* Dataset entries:
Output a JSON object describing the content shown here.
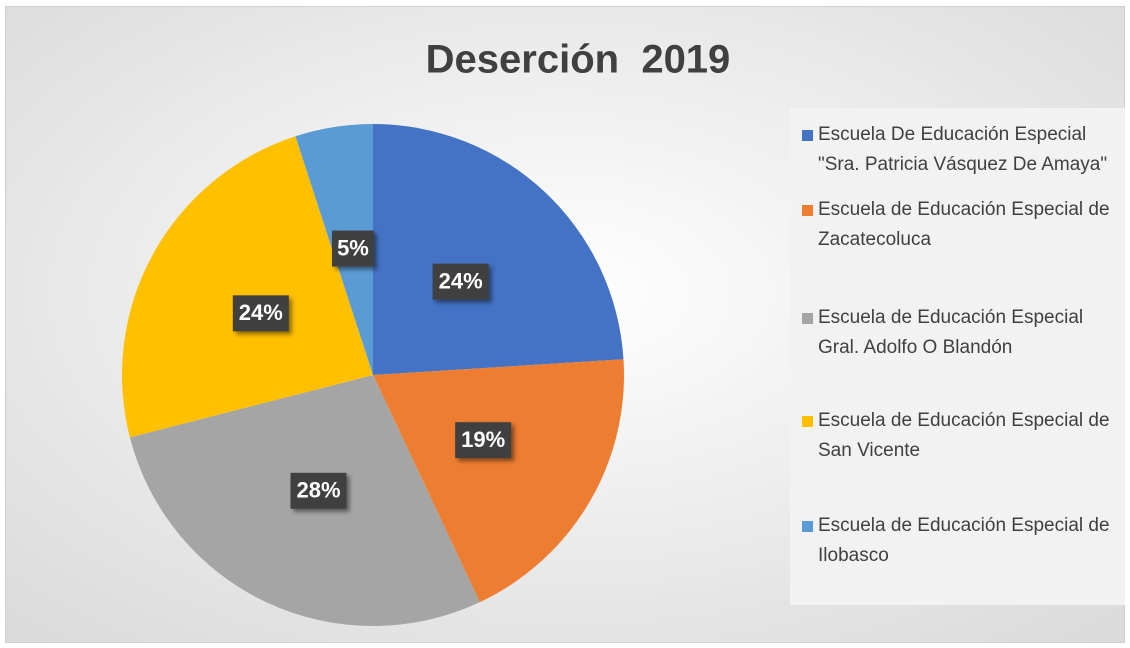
{
  "chart_data": {
    "type": "pie",
    "title": "Deserción  2019",
    "categories": [
      "Escuela De Educación Especial \"Sra. Patricia Vásquez De Amaya\"",
      "Escuela de Educación Especial de Zacatecoluca",
      "Escuela de Educación Especial Gral. Adolfo O Blandón",
      "Escuela de Educación Especial de San Vicente",
      "Escuela de Educación Especial de Ilobasco"
    ],
    "values": [
      24,
      19,
      28,
      24,
      5
    ],
    "value_labels": [
      "24%",
      "19%",
      "28%",
      "24%",
      "5%"
    ],
    "colors": [
      "#4472c4",
      "#ed7d31",
      "#a5a5a5",
      "#ffc000",
      "#5b9bd5"
    ],
    "legend": "right"
  }
}
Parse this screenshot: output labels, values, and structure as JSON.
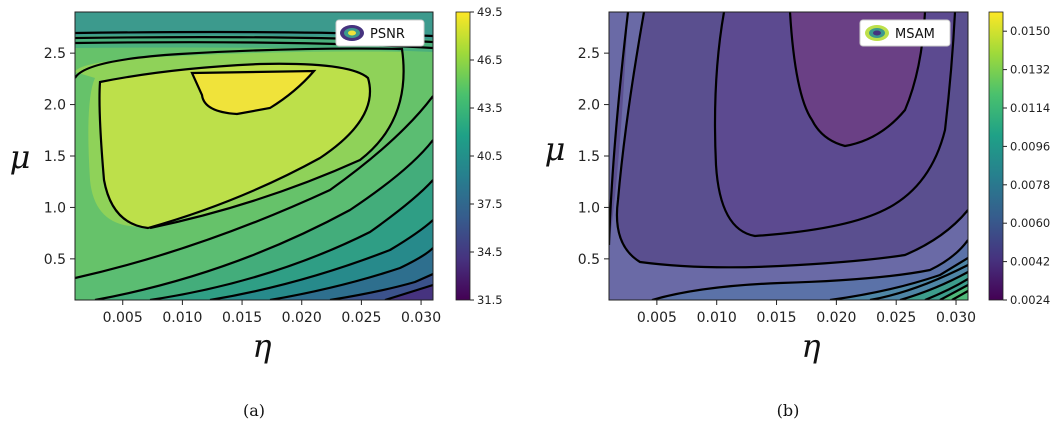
{
  "chart_data": [
    {
      "type": "contour",
      "caption": "(a)",
      "xlabel": "η",
      "ylabel": "μ",
      "legend": "PSNR",
      "legend_position": "top-right",
      "x_ticks": [
        "0.005",
        "0.010",
        "0.015",
        "0.020",
        "0.025",
        "0.030"
      ],
      "y_ticks": [
        "0.5",
        "1.0",
        "1.5",
        "2.0",
        "2.5"
      ],
      "xlim": [
        0.001,
        0.031
      ],
      "ylim": [
        0.1,
        2.9
      ],
      "colorbar_ticks": [
        "49.5",
        "46.5",
        "43.5",
        "40.5",
        "37.5",
        "34.5",
        "31.5"
      ],
      "colorbar_range": [
        31.5,
        49.5
      ],
      "peak": {
        "x": 0.016,
        "y": 2.2
      },
      "colormap": "viridis"
    },
    {
      "type": "contour",
      "caption": "(b)",
      "xlabel": "η",
      "ylabel": "μ",
      "legend": "MSAM",
      "legend_position": "top-right",
      "x_ticks": [
        "0.005",
        "0.010",
        "0.015",
        "0.020",
        "0.025",
        "0.030"
      ],
      "y_ticks": [
        "0.5",
        "1.0",
        "1.5",
        "2.0",
        "2.5"
      ],
      "xlim": [
        0.001,
        0.031
      ],
      "ylim": [
        0.1,
        2.9
      ],
      "colorbar_ticks": [
        "0.0150",
        "0.0132",
        "0.0114",
        "0.0096",
        "0.0078",
        "0.0060",
        "0.0042",
        "0.0024"
      ],
      "colorbar_range": [
        0.0024,
        0.0159
      ],
      "minimum": {
        "x": 0.021,
        "y": 2.3
      },
      "colormap": "viridis"
    }
  ]
}
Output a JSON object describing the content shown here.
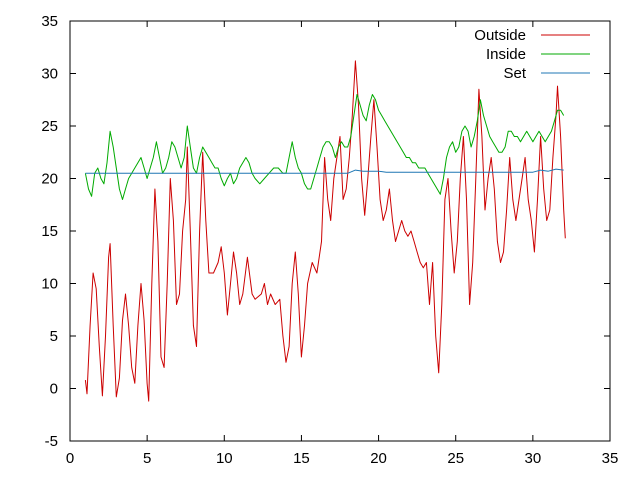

* What to do: Count the lines above in which the word "Educación" appears, then state only that count.

* The answer: 5